PROBLEM REQUIREMENTS ->
State how many lines of the records contain the string "厕所比户比". Give the number alone.

>> BEGIN

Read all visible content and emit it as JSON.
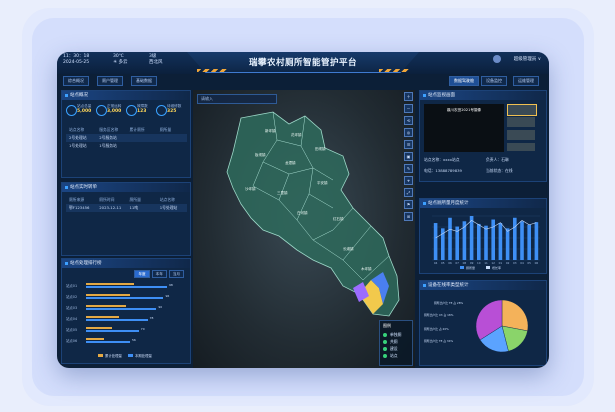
{
  "topbar": {
    "time": "11：30：18",
    "date": "2024-05-25",
    "temp": "30℃",
    "weather": "☀ 多云",
    "wind": "3级",
    "wind_dir": "西北风",
    "title": "瑞攀农村厕所智能管护平台",
    "user": "超级管理员"
  },
  "left_nav": [
    "综合概况",
    "厕户管理",
    "基础数据"
  ],
  "right_nav": [
    "数据驾驶舱",
    "设备监控",
    "运维管理"
  ],
  "overview": {
    "title": "站点概况",
    "stats": [
      {
        "label": "站点总量",
        "value": "5,000",
        "icon": "pin-icon"
      },
      {
        "label": "正常运转",
        "value": "3,000",
        "icon": "check-icon"
      },
      {
        "label": "故障数",
        "value": "123",
        "icon": "wrench-icon"
      },
      {
        "label": "待维修数",
        "value": "325",
        "icon": "clock-icon"
      }
    ],
    "table_head": [
      "站点名称",
      "服务区名称",
      "累计厕所",
      "厕所量"
    ],
    "rows": [
      [
        "2号处理站",
        "2号服务站",
        "",
        ""
      ],
      [
        "1号处理站",
        "1号服务站",
        "",
        ""
      ]
    ]
  },
  "realtime": {
    "title": "站点实时转单",
    "head": [
      "厕所来源",
      "厕所时间",
      "厕所量",
      "站点名称"
    ],
    "rows": [
      [
        "鄂F123456",
        "2023-12-11",
        "11吨",
        "1号处理站"
      ]
    ]
  },
  "ranking": {
    "title": "站点处理排行榜",
    "tabs": [
      "年度",
      "本年",
      "当月"
    ],
    "rows": [
      {
        "name": "站点01",
        "a": 0.55,
        "b": 0.92,
        "va": "",
        "vb": "98"
      },
      {
        "name": "站点02",
        "a": 0.5,
        "b": 0.88,
        "va": "",
        "vb": "96"
      },
      {
        "name": "站点03",
        "a": 0.45,
        "b": 0.8,
        "va": "",
        "vb": "90"
      },
      {
        "name": "站点04",
        "a": 0.38,
        "b": 0.7,
        "va": "",
        "vb": "78"
      },
      {
        "name": "站点05",
        "a": 0.3,
        "b": 0.6,
        "va": "",
        "vb": "70"
      },
      {
        "name": "站点06",
        "a": 0.2,
        "b": 0.5,
        "va": "",
        "vb": "56"
      }
    ],
    "legend": [
      "累计处理量",
      "本期处理量"
    ],
    "colors": [
      "#e4a944",
      "#3e8ff5"
    ]
  },
  "map": {
    "search_placeholder": "请输入",
    "tools": [
      "＋",
      "－",
      "⟲",
      "◎",
      "☰",
      "▣",
      "✎",
      "⌖",
      "⤢",
      "⚑",
      "⊞"
    ],
    "legend_title": "图例",
    "legend_items": [
      "单独厕",
      "共厕",
      "建设",
      "站点"
    ],
    "regions": [
      "新坪镇",
      "花坪镇",
      "田坝镇",
      "板坝镇",
      "龙潭镇",
      "平安镇",
      "沙坪镇",
      "三里镇",
      "白河镇",
      "红石镇",
      "长滩镇",
      "木坪镇"
    ]
  },
  "monitor": {
    "title": "站点监视画面",
    "video_caption": "鼎川农田2021号摄像",
    "site_label": "站点名称：",
    "site_value": "xxxx站点",
    "owner_label": "负责人：",
    "owner_value": "石琳",
    "phone_label": "电话：",
    "phone_value": "13888789839",
    "status_label": "当前状态：",
    "status_value": "在线"
  },
  "monthly": {
    "title": "站点厕所量月度统计",
    "legend": [
      "厕所量",
      "增长率"
    ]
  },
  "pie": {
    "title": "设备在线率类型统计",
    "labels": [
      "厕所比户比 TE 占 28%",
      "厕所比户比 X3 占 18%",
      "厕所比户比 占 20%",
      "厕所比户比 TE 占 34%"
    ]
  },
  "chart_data": [
    {
      "type": "bar",
      "title": "站点厕所量月度统计",
      "categories": [
        "04",
        "05",
        "06",
        "07",
        "08",
        "09",
        "10",
        "11",
        "12",
        "01",
        "02",
        "03",
        "04",
        "05",
        "06"
      ],
      "series": [
        {
          "name": "厕所量",
          "values": [
            210,
            180,
            240,
            190,
            220,
            250,
            205,
            195,
            230,
            210,
            180,
            240,
            220,
            200,
            215
          ]
        },
        {
          "name": "增长率",
          "values": [
            10,
            12,
            14,
            13,
            15,
            18,
            16,
            14,
            15,
            17,
            13,
            15,
            18,
            16,
            17
          ]
        }
      ],
      "colors": [
        "#3e8ff5",
        "#c9dbf7"
      ],
      "ylim": [
        0,
        250
      ]
    },
    {
      "type": "pie",
      "title": "设备在线率类型统计",
      "categories": [
        "TE",
        "X3",
        "其他",
        "TE2"
      ],
      "values": [
        28,
        18,
        20,
        34
      ],
      "colors": [
        "#f4b25a",
        "#8ad46a",
        "#5ba3ff",
        "#b84fd6"
      ]
    }
  ]
}
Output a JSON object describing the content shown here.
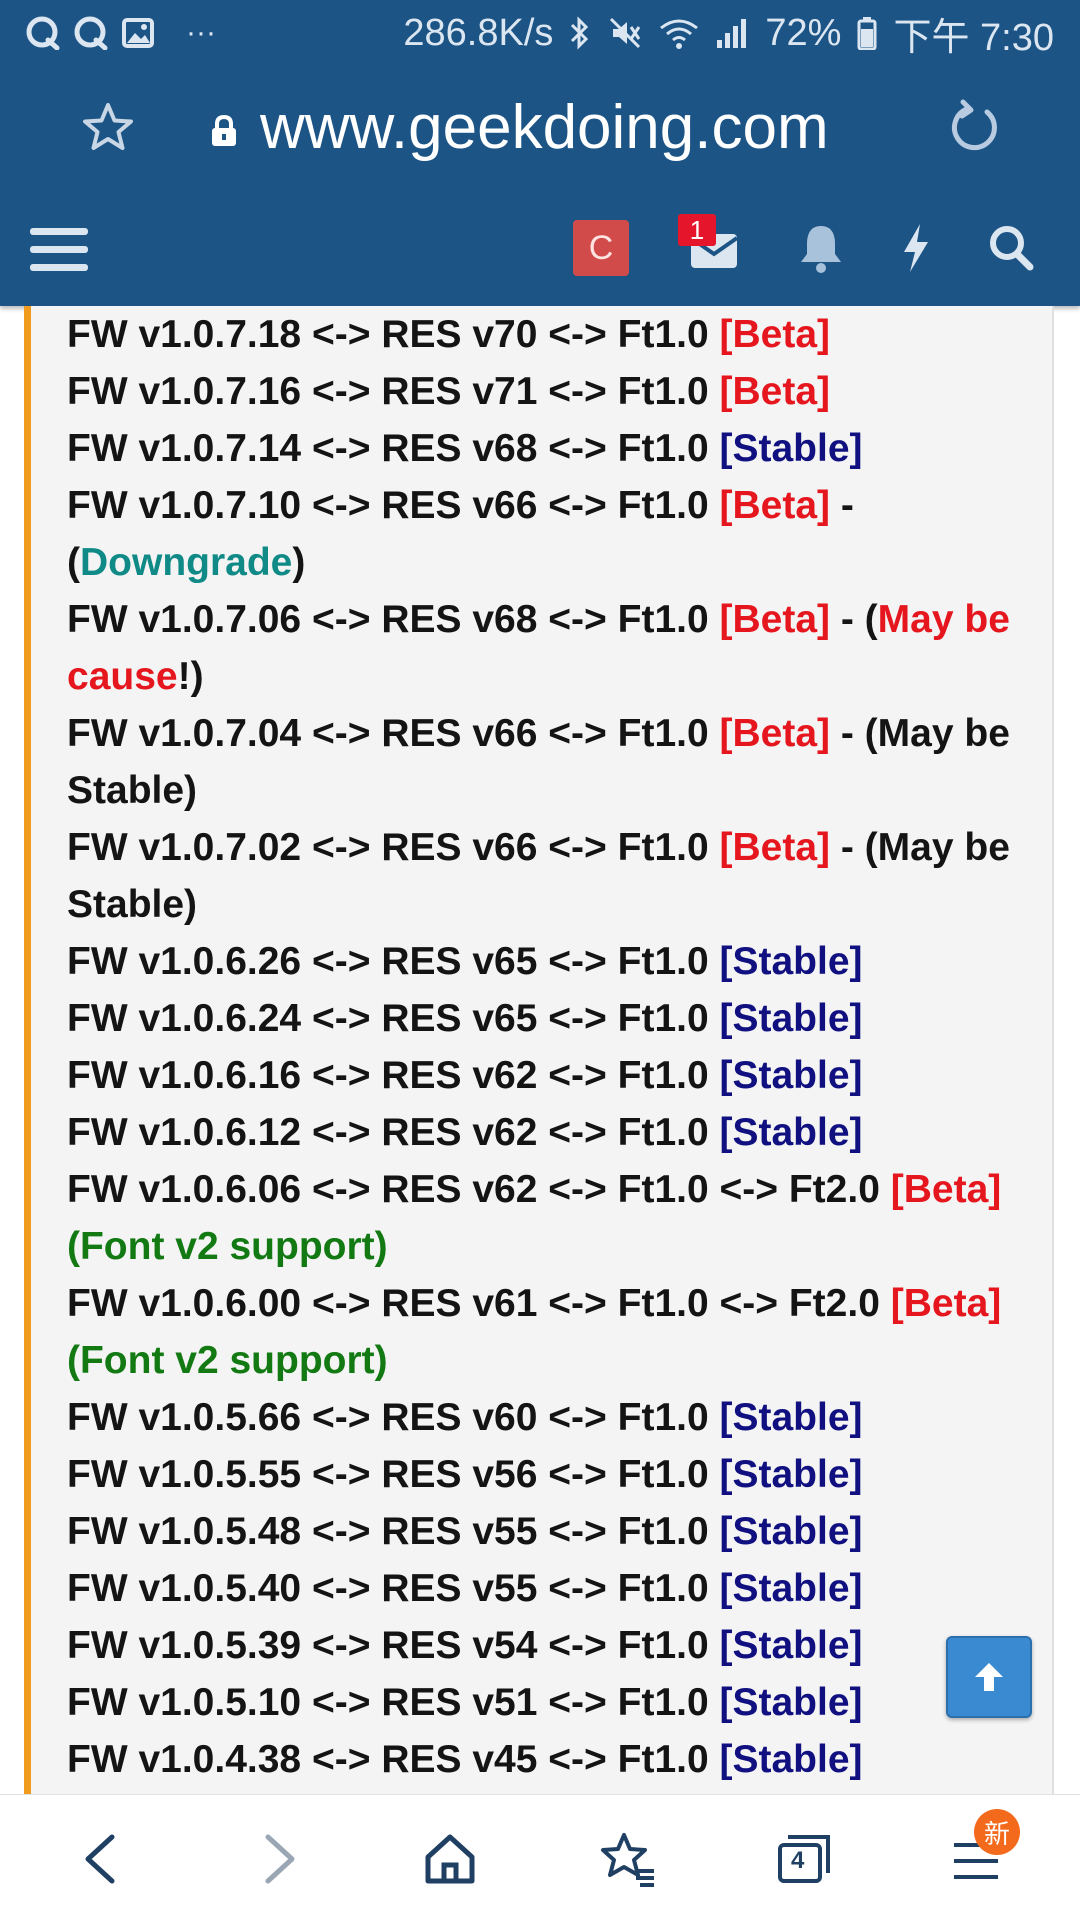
{
  "status_bar": {
    "left_icons": [
      "chat-bubble-q-icon",
      "chat-bubble-q-icon",
      "image-icon"
    ],
    "more": "···",
    "speed": "286.8K/s",
    "battery": "72%",
    "time": "下午 7:30"
  },
  "address_bar": {
    "url": "www.geekdoing.com"
  },
  "site_nav": {
    "avatar_letter": "C",
    "inbox_badge": "1"
  },
  "firmware_list": [
    {
      "main": "FW v1.0.7.18 <-> RES v70 <-> Ft1.0 ",
      "tag": "[Beta]",
      "tag_type": "beta"
    },
    {
      "main": "FW v1.0.7.16 <-> RES v71 <-> Ft1.0 ",
      "tag": "[Beta]",
      "tag_type": "beta"
    },
    {
      "main": "FW v1.0.7.14 <-> RES v68 <-> Ft1.0 ",
      "tag": "[Stable]",
      "tag_type": "stable"
    },
    {
      "main": "FW v1.0.7.10 <-> RES v66 <-> Ft1.0 ",
      "tag": "[Beta]",
      "tag_type": "beta",
      "pre": " - (",
      "note": "Downgrade",
      "note_type": "teal",
      "post": ")"
    },
    {
      "main": "FW v1.0.7.06 <-> RES v68 <-> Ft1.0 ",
      "tag": "[Beta]",
      "tag_type": "beta",
      "pre": " - (",
      "note": "May be cause",
      "note_type": "red",
      "post": "!)"
    },
    {
      "main": "FW v1.0.7.04 <-> RES v66 <-> Ft1.0 ",
      "tag": "[Beta]",
      "tag_type": "beta",
      "pre": " - (",
      "note": "May be Stable",
      "note_type": "plain",
      "post": ")"
    },
    {
      "main": "FW v1.0.7.02 <-> RES v66 <-> Ft1.0 ",
      "tag": "[Beta]",
      "tag_type": "beta",
      "pre": " - (",
      "note": "May be Stable",
      "note_type": "plain",
      "post": ")"
    },
    {
      "main": "FW v1.0.6.26 <-> RES v65 <-> Ft1.0 ",
      "tag": "[Stable]",
      "tag_type": "stable"
    },
    {
      "main": "FW v1.0.6.24 <-> RES v65 <-> Ft1.0 ",
      "tag": "[Stable]",
      "tag_type": "stable"
    },
    {
      "main": "FW v1.0.6.16 <-> RES v62 <-> Ft1.0 ",
      "tag": "[Stable]",
      "tag_type": "stable"
    },
    {
      "main": "FW v1.0.6.12 <-> RES v62 <-> Ft1.0 ",
      "tag": "[Stable]",
      "tag_type": "stable"
    },
    {
      "main": "FW v1.0.6.06 <-> RES v62 <-> Ft1.0 <-> Ft2.0 ",
      "tag": "[Beta]",
      "tag_type": "beta",
      "pre": " ",
      "note": "(Font v2 support)",
      "note_type": "green",
      "post": ""
    },
    {
      "main": "FW v1.0.6.00 <-> RES v61 <-> Ft1.0 <-> Ft2.0 ",
      "tag": "[Beta]",
      "tag_type": "beta",
      "pre": " ",
      "note": "(Font v2 support)",
      "note_type": "green",
      "post": ""
    },
    {
      "main": "FW v1.0.5.66 <-> RES v60 <-> Ft1.0 ",
      "tag": "[Stable]",
      "tag_type": "stable"
    },
    {
      "main": "FW v1.0.5.55 <-> RES v56 <-> Ft1.0 ",
      "tag": "[Stable]",
      "tag_type": "stable"
    },
    {
      "main": "FW v1.0.5.48 <-> RES v55 <-> Ft1.0 ",
      "tag": "[Stable]",
      "tag_type": "stable"
    },
    {
      "main": "FW v1.0.5.40 <-> RES v55 <-> Ft1.0 ",
      "tag": "[Stable]",
      "tag_type": "stable"
    },
    {
      "main": "FW v1.0.5.39 <-> RES v54 <-> Ft1.0 ",
      "tag": "[Stable]",
      "tag_type": "stable"
    },
    {
      "main": "FW v1.0.5.10 <-> RES v51 <-> Ft1.0 ",
      "tag": "[Stable]",
      "tag_type": "stable"
    },
    {
      "main": "FW v1.0.4.38 <-> RES v45 <-> Ft1.0 ",
      "tag": "[Stable]",
      "tag_type": "stable"
    }
  ],
  "bottom_nav": {
    "tab_count": "4",
    "new_badge": "新"
  },
  "colors": {
    "header_blue": "#1c5486",
    "beta_red": "#e5161d",
    "stable_navy": "#101080",
    "note_teal": "#0f8a86",
    "note_green": "#137a13",
    "quote_border": "#f09b1e"
  }
}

>> END

EXPECTED ANSWER ->
4